(Chart and figure data)
###

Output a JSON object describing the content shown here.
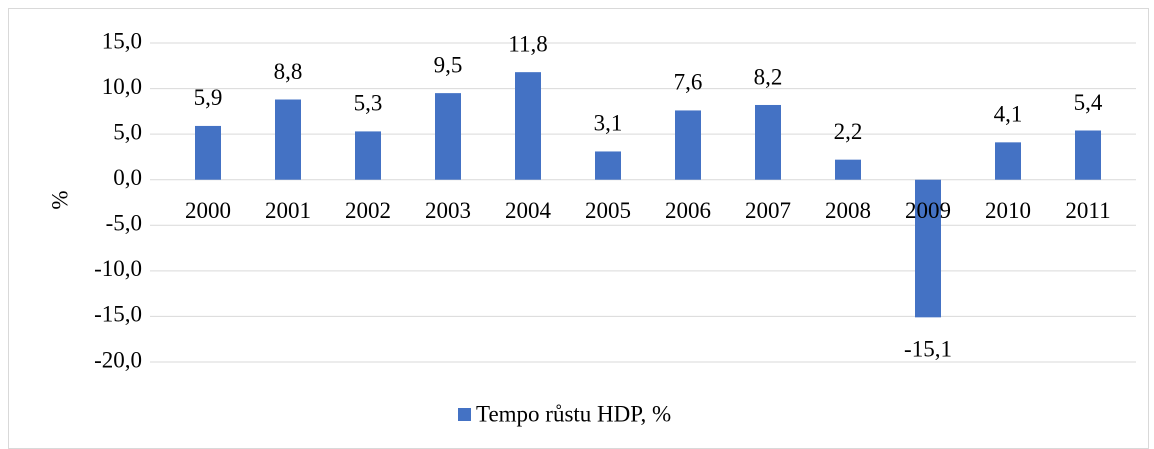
{
  "chart_data": {
    "type": "bar",
    "y_label": "%",
    "categories": [
      "2000",
      "2001",
      "2002",
      "2003",
      "2004",
      "2005",
      "2006",
      "2007",
      "2008",
      "2009",
      "2010",
      "2011"
    ],
    "series": [
      {
        "name": "Tempo růstu HDP, %",
        "color": "#4472c4",
        "values": [
          5.9,
          8.8,
          5.3,
          9.5,
          11.8,
          3.1,
          7.6,
          8.2,
          2.2,
          -15.1,
          4.1,
          5.4
        ],
        "value_labels": [
          "5,9",
          "8,8",
          "5,3",
          "9,5",
          "11,8",
          "3,1",
          "7,6",
          "8,2",
          "2,2",
          "-15,1",
          "4,1",
          "5,4"
        ]
      }
    ],
    "ylim": [
      -20,
      15
    ],
    "yticks": [
      {
        "value": 15,
        "label": "15,0"
      },
      {
        "value": 10,
        "label": "10,0"
      },
      {
        "value": 5,
        "label": "5,0"
      },
      {
        "value": 0,
        "label": "0,0"
      },
      {
        "value": -5,
        "label": "-5,0"
      },
      {
        "value": -10,
        "label": "-10,0"
      },
      {
        "value": -15,
        "label": "-15,0"
      },
      {
        "value": -20,
        "label": "-20,0"
      }
    ],
    "grid": true,
    "legend": "bottom"
  }
}
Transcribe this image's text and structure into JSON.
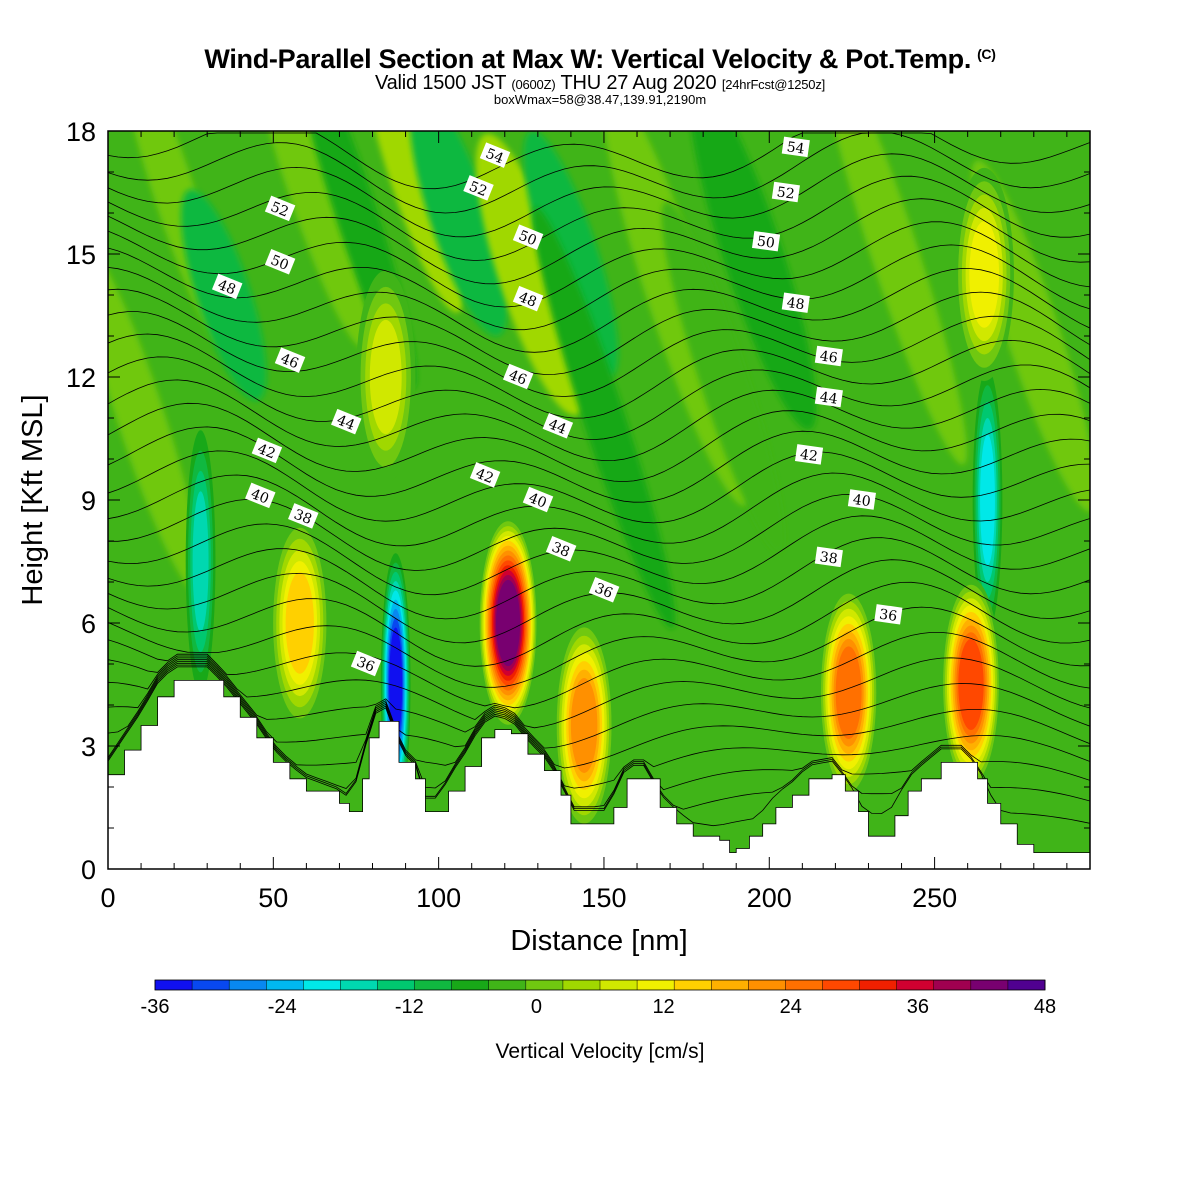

###

Every line above should be returned exactly; the pictures stay out.

Output a JSON object describing the content shown here.
{
  "chart_data": {
    "type": "bar",
    "y_label": "%",
    "categories": [
      "2000",
      "2001",
      "2002",
      "2003",
      "2004",
      "2005",
      "2006",
      "2007",
      "2008",
      "2009",
      "2010",
      "2011"
    ],
    "series": [
      {
        "name": "Tempo růstu HDP, %",
        "color": "#4472c4",
        "values": [
          5.9,
          8.8,
          5.3,
          9.5,
          11.8,
          3.1,
          7.6,
          8.2,
          2.2,
          -15.1,
          4.1,
          5.4
        ],
        "value_labels": [
          "5,9",
          "8,8",
          "5,3",
          "9,5",
          "11,8",
          "3,1",
          "7,6",
          "8,2",
          "2,2",
          "-15,1",
          "4,1",
          "5,4"
        ]
      }
    ],
    "ylim": [
      -20,
      15
    ],
    "yticks": [
      {
        "value": 15,
        "label": "15,0"
      },
      {
        "value": 10,
        "label": "10,0"
      },
      {
        "value": 5,
        "label": "5,0"
      },
      {
        "value": 0,
        "label": "0,0"
      },
      {
        "value": -5,
        "label": "-5,0"
      },
      {
        "value": -10,
        "label": "-10,0"
      },
      {
        "value": -15,
        "label": "-15,0"
      },
      {
        "value": -20,
        "label": "-20,0"
      }
    ],
    "grid": true,
    "legend": "bottom"
  }
}
Transcribe this image's text and structure into JSON.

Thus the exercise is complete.